Work required - Give the number of lines containing the word "xlabel", and nothing else.
---
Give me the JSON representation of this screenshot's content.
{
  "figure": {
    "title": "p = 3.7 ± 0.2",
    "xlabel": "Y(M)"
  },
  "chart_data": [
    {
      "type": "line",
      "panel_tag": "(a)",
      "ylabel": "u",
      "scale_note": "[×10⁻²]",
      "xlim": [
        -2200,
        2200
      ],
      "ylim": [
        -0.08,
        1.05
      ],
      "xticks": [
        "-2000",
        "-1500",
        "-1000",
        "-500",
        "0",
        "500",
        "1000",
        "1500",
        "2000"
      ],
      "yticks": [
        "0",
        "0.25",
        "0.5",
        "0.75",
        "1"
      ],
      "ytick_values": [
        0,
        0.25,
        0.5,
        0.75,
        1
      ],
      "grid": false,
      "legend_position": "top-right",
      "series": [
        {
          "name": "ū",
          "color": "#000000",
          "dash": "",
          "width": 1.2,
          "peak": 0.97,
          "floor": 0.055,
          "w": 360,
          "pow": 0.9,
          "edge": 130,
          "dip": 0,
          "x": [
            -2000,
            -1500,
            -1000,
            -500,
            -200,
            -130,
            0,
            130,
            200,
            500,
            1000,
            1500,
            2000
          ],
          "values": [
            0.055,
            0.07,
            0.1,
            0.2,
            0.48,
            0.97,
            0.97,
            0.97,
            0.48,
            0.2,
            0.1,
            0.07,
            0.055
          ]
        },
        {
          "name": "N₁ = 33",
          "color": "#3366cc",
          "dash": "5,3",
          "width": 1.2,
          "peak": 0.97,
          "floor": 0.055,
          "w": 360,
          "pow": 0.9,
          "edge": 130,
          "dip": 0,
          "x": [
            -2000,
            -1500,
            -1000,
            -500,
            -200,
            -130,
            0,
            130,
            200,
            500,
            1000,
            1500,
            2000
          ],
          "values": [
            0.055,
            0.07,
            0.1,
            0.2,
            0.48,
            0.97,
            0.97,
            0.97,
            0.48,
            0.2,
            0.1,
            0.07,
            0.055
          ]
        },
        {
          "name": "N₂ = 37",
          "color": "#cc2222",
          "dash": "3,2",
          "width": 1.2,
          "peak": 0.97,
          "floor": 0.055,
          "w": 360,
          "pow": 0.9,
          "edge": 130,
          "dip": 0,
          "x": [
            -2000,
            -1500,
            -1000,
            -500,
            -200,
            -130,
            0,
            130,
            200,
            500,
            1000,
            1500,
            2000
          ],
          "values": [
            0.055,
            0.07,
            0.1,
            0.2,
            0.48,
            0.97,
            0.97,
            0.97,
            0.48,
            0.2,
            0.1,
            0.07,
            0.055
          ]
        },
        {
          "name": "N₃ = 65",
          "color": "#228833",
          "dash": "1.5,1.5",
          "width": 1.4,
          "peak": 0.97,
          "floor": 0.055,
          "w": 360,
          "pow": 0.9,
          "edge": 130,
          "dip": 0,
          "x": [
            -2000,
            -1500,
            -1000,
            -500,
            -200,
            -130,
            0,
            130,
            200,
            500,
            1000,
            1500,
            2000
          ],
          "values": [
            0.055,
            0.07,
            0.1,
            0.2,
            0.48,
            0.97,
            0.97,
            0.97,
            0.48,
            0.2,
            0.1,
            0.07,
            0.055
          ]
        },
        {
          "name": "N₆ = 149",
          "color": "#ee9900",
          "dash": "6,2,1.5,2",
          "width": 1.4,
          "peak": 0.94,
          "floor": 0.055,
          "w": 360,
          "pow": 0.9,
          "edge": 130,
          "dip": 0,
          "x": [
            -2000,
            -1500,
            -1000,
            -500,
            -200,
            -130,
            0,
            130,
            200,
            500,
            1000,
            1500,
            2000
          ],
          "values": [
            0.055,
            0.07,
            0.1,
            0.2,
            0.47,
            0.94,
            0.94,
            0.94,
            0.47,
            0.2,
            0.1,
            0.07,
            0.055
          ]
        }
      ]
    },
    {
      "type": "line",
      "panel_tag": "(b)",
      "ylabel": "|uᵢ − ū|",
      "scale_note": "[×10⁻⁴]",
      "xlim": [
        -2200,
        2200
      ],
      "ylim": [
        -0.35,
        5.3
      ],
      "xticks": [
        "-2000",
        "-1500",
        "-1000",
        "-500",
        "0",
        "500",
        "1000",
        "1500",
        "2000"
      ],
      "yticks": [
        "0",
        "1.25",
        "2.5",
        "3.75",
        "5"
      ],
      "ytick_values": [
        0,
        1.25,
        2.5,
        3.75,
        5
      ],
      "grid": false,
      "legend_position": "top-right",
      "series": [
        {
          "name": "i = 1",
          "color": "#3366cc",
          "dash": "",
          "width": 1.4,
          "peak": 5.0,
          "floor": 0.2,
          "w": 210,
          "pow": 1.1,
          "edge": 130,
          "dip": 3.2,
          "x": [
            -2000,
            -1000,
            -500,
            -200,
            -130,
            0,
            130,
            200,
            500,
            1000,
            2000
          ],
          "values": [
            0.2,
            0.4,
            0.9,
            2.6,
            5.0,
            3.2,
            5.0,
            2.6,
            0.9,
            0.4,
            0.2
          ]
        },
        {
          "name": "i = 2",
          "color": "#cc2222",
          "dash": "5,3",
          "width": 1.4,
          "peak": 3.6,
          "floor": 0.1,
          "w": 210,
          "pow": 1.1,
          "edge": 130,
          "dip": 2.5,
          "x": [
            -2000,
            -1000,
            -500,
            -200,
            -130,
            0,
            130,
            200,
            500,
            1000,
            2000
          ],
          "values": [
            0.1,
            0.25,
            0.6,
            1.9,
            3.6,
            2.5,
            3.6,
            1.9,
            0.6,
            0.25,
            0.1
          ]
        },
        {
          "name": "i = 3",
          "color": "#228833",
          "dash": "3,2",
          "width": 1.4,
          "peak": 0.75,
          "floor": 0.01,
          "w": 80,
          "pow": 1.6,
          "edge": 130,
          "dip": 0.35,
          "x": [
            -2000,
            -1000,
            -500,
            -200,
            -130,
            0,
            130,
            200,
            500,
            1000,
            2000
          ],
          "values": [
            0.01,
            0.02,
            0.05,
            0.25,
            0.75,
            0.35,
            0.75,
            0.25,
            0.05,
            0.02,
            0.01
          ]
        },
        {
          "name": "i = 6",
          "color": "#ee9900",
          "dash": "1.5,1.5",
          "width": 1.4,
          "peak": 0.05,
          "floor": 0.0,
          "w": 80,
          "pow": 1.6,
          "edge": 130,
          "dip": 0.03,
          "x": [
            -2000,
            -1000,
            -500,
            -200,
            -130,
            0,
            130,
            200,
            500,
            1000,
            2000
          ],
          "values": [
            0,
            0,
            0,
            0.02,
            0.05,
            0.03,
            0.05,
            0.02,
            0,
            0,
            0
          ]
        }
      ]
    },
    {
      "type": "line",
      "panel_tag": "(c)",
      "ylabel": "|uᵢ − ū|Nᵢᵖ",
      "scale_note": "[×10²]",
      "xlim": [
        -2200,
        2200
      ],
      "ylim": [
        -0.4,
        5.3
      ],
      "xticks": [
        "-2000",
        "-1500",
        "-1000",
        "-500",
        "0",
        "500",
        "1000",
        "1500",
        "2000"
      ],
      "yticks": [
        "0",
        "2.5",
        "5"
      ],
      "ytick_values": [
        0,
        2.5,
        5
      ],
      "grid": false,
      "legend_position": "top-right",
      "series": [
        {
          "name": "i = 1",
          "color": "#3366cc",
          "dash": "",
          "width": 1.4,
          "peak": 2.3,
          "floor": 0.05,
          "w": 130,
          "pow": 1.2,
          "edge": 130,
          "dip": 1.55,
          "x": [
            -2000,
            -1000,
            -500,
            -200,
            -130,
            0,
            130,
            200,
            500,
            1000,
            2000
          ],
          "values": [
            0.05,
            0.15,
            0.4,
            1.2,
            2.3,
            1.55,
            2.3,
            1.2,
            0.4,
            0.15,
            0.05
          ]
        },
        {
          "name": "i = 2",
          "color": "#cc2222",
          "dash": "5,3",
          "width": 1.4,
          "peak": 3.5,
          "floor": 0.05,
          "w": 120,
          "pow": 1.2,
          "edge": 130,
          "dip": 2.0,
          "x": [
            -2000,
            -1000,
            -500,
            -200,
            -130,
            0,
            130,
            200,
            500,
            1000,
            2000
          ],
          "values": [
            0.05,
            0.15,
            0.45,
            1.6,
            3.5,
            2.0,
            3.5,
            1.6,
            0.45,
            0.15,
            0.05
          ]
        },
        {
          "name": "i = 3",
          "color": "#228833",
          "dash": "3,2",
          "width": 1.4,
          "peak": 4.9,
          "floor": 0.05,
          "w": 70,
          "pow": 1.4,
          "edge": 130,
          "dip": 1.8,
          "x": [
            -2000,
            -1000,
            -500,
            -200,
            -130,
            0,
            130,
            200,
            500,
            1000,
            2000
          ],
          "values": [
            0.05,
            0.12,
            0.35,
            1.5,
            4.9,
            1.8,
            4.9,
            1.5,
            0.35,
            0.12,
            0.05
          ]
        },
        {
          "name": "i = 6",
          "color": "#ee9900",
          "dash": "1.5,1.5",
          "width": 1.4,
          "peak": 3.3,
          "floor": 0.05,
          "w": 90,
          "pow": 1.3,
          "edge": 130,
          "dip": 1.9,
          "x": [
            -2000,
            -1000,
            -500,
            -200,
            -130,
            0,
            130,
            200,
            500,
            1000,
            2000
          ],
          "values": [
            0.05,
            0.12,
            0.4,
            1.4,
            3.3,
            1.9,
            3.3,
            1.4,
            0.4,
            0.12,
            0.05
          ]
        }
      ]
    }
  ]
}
---
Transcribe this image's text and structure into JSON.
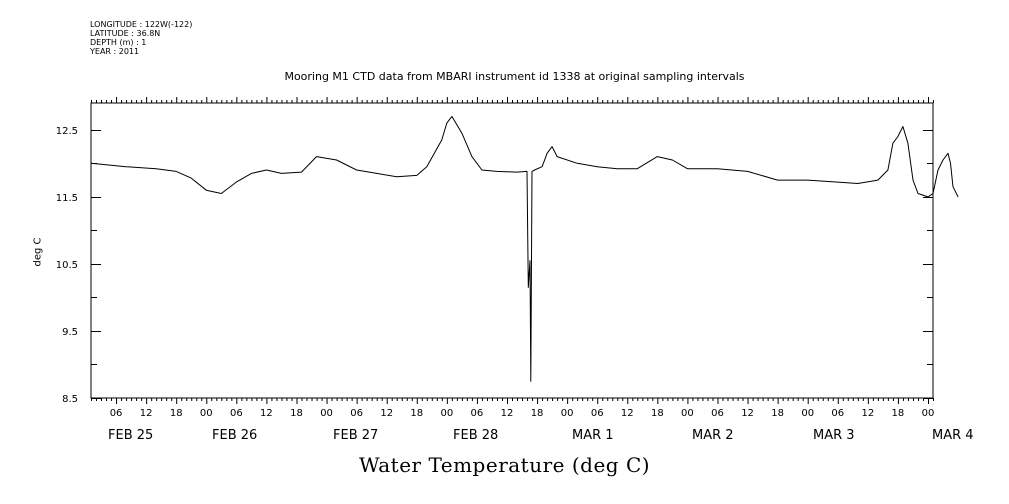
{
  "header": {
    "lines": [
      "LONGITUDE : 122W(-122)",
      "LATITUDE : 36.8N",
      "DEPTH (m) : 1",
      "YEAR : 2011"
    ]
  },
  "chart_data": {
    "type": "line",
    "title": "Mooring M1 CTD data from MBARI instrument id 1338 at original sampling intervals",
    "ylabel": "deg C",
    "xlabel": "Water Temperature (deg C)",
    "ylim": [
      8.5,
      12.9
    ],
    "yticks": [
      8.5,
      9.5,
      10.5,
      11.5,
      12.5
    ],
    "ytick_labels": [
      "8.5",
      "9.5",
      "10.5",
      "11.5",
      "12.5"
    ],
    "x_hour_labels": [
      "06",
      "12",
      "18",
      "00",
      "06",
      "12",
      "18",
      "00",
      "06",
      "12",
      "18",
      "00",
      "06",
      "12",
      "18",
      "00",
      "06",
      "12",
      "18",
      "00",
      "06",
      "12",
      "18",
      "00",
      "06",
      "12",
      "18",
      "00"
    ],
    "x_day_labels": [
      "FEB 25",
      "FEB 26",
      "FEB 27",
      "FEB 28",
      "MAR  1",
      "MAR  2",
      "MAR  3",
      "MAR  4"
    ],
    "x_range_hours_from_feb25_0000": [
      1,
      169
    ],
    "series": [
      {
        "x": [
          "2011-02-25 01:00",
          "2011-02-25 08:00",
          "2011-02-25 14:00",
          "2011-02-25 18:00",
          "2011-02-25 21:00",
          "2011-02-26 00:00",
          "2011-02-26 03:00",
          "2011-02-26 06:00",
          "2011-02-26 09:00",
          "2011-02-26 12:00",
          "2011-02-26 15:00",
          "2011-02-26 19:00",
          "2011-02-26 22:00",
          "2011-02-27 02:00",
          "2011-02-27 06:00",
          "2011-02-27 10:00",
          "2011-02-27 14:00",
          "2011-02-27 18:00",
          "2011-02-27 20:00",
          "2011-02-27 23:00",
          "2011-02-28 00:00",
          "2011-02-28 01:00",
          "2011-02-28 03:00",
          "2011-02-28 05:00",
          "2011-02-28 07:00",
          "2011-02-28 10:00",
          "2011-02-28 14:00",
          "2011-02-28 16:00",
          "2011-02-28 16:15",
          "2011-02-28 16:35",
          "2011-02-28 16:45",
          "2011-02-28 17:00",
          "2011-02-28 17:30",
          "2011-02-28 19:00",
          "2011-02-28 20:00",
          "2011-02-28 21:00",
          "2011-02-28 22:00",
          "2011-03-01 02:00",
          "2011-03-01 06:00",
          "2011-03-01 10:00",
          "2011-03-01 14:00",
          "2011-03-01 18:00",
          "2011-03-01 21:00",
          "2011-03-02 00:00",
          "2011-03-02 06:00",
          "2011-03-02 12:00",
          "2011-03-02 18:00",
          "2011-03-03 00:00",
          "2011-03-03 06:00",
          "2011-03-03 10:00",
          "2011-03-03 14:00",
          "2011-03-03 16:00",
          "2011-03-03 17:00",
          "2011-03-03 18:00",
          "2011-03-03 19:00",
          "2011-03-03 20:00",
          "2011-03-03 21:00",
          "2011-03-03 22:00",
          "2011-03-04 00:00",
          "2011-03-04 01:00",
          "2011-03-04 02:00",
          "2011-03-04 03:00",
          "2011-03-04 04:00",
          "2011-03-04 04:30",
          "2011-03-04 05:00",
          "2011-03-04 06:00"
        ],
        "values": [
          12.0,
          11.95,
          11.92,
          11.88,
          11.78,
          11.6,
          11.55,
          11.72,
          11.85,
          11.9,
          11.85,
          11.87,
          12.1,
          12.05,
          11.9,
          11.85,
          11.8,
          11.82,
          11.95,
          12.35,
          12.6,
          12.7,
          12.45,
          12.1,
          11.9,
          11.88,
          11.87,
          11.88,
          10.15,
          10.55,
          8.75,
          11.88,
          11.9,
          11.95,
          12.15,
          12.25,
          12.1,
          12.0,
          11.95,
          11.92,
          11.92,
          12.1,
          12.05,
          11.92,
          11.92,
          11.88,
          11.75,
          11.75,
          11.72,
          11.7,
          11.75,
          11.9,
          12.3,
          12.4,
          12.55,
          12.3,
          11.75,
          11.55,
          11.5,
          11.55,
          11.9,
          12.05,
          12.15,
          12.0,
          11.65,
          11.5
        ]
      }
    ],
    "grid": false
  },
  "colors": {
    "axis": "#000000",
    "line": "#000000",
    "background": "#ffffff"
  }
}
---
Complete response - 2